Your instructions => Can you quote the passage of the C# platform-neutrality discussion from "If I am not" up to and including "somewhat for that.", word for word?

Selected extract =>
----------------

There's some early development for mono to support WebOS (Palm) too.
Today I purchased C# 3.0 Pocket Reference (O'Reilly Publishers).
In that book in the first para of the first page it is given that "The C# language is
platform neutral, but it was written to work well with Microsoft .Net platform"
If I am not wrong, Platform Neutral mean that the softwares made from that language should run in all the OS(e.g.Mac, Windows,Linux etc.).
I know that this characteristic is being satisfied by Java but .Net has not yet been able to do that(Though MONO has made some progress in Linux).
Then what is the significance of that word "PLATFORM NEUTRAL" so far c# is concern?
Thanks in advance
The C#-language itself is platform neutral like C and C++ are - you can implement a compiler et al for it on any platform.
The .Net platform and its associated libraries however, which it was designed to work well with, are not platform neutral in design - they are designed to work on windows, although Mono does compensate somewhat for that.
If you would write a C# program without using any features of any .Net-library it is guaranteed to be platform-independent - you can be sure it will run on any platform that has tools for C#... you just won't have a particularly useful program though ;)
C#, the language, is platform neutral.

----------------

Records supplied =>
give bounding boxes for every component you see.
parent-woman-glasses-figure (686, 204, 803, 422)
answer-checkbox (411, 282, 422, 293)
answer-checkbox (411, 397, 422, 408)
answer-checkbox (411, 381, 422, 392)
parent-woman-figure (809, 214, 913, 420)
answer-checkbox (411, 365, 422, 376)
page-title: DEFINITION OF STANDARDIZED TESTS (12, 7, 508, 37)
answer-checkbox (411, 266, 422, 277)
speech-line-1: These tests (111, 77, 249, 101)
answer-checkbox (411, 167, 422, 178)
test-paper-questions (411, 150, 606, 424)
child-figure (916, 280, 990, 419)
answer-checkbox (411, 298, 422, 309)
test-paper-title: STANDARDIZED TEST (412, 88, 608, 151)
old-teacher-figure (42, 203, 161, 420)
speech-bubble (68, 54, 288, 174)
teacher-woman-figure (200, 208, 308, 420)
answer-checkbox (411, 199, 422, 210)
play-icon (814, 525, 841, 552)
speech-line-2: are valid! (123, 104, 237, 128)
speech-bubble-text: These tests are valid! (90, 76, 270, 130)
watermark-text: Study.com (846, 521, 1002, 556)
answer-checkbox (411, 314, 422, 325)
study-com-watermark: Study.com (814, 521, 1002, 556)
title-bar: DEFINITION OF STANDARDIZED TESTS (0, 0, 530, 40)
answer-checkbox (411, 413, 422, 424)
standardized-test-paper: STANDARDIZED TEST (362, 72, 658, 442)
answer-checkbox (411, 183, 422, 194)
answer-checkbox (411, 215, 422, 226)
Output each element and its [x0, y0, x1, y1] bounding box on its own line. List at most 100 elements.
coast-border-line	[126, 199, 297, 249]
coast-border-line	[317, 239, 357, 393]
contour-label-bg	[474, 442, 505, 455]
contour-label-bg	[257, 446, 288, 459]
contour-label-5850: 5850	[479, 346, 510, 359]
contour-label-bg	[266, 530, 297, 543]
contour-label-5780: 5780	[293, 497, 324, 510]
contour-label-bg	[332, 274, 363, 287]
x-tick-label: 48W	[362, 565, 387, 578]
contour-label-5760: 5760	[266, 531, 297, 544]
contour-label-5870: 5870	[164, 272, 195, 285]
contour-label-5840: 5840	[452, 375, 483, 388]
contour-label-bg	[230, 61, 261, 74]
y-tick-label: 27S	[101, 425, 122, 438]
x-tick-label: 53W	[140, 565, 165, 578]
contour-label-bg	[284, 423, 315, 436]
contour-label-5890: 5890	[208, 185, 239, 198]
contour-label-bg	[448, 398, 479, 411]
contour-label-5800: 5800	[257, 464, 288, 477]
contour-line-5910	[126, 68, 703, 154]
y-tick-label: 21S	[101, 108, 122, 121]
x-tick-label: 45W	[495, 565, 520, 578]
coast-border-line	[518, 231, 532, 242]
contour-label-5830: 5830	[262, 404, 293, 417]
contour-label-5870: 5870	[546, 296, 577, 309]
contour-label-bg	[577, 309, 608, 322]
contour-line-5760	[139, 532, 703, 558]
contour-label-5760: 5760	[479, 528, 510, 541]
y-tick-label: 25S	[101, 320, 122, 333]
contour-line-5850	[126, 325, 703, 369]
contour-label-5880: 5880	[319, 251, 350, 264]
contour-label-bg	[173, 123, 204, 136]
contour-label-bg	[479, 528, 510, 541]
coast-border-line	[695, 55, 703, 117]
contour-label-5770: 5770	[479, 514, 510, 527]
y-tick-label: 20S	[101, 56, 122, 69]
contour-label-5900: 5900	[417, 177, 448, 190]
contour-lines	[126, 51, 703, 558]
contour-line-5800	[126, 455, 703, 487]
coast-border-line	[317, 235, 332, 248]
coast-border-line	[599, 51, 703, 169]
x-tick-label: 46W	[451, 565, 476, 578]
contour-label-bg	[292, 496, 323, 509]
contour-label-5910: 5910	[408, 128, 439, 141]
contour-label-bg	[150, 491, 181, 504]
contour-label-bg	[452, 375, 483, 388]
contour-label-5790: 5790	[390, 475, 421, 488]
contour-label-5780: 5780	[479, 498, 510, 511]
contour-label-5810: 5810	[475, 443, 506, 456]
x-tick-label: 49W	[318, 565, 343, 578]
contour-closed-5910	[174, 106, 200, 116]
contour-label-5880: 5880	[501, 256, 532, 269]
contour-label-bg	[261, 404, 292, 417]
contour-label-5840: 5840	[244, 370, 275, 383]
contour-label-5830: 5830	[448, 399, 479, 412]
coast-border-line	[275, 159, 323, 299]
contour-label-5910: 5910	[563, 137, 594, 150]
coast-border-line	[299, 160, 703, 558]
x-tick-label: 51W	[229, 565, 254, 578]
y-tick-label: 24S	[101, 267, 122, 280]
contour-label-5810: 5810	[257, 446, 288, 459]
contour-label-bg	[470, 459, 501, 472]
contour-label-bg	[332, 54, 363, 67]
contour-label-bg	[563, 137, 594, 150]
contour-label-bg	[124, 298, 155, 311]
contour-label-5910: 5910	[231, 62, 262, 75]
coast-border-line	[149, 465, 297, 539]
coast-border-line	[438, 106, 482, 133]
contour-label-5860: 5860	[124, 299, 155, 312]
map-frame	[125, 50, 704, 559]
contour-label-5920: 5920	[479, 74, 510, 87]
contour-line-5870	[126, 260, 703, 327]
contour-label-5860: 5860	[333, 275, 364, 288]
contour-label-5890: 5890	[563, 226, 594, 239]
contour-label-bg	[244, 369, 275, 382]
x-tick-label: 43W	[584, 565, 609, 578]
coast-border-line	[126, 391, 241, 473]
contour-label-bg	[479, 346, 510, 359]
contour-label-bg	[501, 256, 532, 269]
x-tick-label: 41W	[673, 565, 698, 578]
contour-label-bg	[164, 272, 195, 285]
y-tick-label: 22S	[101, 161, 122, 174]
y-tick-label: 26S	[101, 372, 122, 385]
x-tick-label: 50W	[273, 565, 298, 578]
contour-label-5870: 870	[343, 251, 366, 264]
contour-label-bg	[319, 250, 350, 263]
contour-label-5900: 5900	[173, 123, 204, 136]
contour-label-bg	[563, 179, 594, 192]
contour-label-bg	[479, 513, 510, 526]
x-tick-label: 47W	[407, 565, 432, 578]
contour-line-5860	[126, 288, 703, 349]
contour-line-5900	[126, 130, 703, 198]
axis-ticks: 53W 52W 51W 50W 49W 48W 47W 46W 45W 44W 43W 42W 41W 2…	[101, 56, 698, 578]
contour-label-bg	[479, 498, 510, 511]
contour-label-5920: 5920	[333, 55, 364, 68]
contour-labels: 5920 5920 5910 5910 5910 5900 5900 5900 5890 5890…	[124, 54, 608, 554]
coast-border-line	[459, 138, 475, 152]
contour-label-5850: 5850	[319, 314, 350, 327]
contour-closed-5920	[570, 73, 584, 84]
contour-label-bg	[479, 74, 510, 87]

----------------

Answer to the exercise =>
If I am not wrong, Platform Neutral mean that the softwares made from that language should run in all the OS(e.g.Mac, Windows,Linux etc.).
I know that this characteristic is being satisfied by Java but .Net has not yet been able to do that(Though MONO has made some progress in Linux).
Then what is the significance of that word "PLATFORM NEUTRAL" so far c# is concern?
Thanks in advance
The C#-language itself is platform neutral like C and C++ are - you can implement a compiler et al for it on any platform.
The .Net platform and its associated libraries however, which it was designed to work well with, are not platform neutral in design - they are designed to work on windows, although Mono does compensate somewhat for that.